DIRECTIONS
Look through the records below and collect all lines that hold the string "Close".

RECORDS SHOWN
■ ■ ■ ■ ■

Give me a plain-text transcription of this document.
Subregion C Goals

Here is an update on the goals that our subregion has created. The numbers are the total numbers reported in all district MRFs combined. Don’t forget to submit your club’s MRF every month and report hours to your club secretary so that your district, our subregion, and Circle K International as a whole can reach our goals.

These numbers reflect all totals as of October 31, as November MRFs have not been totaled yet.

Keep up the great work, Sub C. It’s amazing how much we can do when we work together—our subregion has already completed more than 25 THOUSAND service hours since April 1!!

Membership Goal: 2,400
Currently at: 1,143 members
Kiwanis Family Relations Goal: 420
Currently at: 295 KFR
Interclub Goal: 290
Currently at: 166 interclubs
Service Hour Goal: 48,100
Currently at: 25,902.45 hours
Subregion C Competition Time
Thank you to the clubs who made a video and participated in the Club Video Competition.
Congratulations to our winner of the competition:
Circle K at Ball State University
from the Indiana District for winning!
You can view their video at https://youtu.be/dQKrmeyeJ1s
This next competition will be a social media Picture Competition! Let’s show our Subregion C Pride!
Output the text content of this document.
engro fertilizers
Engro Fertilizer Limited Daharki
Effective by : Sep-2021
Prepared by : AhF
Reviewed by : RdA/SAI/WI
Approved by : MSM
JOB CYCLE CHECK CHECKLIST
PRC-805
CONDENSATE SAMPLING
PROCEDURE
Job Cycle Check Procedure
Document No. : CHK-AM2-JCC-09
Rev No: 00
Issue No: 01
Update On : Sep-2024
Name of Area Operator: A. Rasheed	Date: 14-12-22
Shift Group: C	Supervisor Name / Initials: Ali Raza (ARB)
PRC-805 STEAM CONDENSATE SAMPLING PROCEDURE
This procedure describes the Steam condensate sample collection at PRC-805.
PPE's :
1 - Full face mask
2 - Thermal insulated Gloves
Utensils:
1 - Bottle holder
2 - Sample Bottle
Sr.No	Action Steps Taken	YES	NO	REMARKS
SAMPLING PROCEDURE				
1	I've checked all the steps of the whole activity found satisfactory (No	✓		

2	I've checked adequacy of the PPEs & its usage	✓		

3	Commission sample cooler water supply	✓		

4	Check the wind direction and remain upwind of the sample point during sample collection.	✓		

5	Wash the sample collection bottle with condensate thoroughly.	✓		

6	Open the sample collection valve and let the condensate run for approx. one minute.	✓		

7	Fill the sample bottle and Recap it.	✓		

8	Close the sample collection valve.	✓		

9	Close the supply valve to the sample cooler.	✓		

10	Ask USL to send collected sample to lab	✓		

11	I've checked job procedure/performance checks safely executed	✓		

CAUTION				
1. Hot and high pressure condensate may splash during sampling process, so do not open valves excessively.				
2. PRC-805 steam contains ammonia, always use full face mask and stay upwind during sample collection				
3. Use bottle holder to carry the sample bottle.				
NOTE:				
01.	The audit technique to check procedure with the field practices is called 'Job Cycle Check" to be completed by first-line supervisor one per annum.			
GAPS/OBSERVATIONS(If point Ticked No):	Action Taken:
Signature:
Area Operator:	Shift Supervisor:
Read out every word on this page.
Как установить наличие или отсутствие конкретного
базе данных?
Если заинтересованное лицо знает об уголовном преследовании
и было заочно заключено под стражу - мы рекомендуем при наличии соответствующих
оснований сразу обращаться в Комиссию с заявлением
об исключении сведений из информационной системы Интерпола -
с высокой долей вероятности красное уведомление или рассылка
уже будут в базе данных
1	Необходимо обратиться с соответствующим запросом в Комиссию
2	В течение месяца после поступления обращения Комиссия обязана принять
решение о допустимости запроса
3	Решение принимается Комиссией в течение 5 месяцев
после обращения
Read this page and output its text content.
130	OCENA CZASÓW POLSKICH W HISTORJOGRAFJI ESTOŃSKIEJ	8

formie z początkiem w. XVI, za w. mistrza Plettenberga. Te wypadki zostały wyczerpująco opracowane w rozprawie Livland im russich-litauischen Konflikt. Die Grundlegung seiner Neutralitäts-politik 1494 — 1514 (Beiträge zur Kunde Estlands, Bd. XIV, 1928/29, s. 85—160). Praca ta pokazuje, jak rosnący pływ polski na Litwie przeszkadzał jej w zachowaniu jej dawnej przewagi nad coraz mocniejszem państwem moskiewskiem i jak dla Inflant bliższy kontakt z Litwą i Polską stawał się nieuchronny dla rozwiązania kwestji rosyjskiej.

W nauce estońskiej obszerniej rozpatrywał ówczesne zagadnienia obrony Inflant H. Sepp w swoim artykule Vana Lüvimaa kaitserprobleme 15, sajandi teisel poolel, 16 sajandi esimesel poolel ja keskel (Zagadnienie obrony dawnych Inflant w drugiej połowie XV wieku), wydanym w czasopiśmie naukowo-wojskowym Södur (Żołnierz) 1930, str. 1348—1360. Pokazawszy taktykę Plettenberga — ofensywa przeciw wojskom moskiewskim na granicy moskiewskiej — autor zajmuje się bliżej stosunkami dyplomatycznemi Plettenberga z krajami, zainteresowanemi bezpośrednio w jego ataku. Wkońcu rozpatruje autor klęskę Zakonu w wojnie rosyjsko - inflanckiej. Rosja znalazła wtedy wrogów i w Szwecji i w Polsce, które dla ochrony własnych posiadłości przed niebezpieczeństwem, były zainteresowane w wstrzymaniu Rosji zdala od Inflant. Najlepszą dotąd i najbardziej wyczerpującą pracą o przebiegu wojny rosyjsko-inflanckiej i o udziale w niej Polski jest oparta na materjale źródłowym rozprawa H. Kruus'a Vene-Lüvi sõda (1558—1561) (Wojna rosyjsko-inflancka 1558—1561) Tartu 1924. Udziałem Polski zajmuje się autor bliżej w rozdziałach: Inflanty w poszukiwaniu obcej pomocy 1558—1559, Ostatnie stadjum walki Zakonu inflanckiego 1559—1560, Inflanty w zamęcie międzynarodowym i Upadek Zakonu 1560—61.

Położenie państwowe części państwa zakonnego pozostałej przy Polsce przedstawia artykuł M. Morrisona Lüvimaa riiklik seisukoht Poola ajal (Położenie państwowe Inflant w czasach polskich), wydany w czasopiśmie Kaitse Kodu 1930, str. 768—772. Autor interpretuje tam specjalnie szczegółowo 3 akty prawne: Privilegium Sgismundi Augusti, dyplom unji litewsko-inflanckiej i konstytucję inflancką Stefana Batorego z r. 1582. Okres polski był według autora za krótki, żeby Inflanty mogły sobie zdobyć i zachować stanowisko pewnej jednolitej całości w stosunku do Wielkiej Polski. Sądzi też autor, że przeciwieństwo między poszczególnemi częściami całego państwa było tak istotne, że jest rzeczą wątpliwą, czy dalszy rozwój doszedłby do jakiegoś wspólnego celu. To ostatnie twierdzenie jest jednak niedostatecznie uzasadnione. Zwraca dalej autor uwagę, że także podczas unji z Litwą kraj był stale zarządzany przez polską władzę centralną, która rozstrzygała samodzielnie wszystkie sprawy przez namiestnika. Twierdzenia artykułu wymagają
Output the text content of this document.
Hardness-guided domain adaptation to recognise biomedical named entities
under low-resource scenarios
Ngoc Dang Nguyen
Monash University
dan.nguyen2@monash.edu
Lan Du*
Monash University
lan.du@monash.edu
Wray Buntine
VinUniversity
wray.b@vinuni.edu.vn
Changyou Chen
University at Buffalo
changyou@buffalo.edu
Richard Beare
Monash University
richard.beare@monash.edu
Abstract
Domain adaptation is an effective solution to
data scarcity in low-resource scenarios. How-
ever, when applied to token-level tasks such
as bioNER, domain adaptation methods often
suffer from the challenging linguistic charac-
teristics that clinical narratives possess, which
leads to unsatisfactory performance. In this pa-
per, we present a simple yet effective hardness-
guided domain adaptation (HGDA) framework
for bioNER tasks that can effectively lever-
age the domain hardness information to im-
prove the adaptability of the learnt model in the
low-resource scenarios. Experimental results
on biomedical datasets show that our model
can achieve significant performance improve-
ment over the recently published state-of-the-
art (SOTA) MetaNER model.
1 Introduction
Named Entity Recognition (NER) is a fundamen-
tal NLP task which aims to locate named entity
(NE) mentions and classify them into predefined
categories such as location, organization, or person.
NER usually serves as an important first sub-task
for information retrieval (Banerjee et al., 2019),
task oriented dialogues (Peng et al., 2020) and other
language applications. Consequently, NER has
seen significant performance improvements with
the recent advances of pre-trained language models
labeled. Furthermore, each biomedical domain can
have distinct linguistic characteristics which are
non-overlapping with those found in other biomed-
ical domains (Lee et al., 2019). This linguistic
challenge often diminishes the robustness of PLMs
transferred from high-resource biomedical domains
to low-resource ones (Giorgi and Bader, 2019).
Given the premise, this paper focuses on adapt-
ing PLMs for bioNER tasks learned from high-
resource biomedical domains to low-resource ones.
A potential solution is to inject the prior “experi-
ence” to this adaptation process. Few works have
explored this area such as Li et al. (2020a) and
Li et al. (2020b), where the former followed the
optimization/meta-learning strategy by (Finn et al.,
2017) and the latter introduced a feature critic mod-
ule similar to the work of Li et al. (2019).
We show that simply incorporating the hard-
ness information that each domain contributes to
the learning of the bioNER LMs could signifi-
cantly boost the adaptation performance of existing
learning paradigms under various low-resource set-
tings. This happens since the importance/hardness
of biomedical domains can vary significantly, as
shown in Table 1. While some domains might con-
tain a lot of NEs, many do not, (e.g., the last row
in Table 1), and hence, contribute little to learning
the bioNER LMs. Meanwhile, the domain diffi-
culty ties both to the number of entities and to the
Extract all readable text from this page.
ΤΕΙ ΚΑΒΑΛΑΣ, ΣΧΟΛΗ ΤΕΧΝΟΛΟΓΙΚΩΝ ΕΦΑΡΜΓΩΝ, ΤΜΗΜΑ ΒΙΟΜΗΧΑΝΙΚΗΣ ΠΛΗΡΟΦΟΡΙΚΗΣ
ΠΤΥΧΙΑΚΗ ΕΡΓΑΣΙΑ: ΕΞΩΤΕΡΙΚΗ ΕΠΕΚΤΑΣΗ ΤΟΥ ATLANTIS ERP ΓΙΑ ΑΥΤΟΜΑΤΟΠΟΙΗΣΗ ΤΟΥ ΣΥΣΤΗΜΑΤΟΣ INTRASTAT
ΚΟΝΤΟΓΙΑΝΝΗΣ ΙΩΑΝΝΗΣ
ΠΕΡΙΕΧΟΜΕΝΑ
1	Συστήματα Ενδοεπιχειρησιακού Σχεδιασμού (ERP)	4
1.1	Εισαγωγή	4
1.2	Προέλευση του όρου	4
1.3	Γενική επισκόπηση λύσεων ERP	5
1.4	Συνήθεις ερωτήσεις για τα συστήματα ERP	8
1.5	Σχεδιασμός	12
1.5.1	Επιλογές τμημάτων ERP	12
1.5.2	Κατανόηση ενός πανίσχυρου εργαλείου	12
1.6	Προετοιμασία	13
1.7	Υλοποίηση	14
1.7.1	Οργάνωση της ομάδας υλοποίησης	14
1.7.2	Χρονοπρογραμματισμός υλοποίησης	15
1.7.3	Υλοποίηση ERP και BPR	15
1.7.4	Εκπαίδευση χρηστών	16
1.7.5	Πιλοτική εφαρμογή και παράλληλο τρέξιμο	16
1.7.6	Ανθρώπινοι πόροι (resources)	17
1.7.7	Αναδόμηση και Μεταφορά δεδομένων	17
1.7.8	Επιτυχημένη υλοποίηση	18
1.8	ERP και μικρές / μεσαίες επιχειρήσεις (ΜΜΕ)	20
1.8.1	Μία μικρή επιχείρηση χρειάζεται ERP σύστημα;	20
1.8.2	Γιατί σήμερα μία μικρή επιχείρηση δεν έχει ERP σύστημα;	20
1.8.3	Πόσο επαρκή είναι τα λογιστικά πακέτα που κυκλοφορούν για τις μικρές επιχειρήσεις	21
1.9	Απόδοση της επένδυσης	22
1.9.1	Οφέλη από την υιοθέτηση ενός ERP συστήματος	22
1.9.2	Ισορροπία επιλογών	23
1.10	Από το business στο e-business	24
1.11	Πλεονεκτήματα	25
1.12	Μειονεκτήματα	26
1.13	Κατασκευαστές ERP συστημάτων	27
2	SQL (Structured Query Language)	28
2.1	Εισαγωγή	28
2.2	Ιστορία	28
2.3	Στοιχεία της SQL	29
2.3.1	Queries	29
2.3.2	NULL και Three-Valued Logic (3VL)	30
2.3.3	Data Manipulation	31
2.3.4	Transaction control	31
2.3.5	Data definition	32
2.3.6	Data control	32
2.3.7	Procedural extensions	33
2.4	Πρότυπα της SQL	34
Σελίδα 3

■ ■ ■ ■ ■

FULL OUTPUT
8	Close the sample collection valve.	✓		
9	Close the supply valve to the sample cooler.	✓		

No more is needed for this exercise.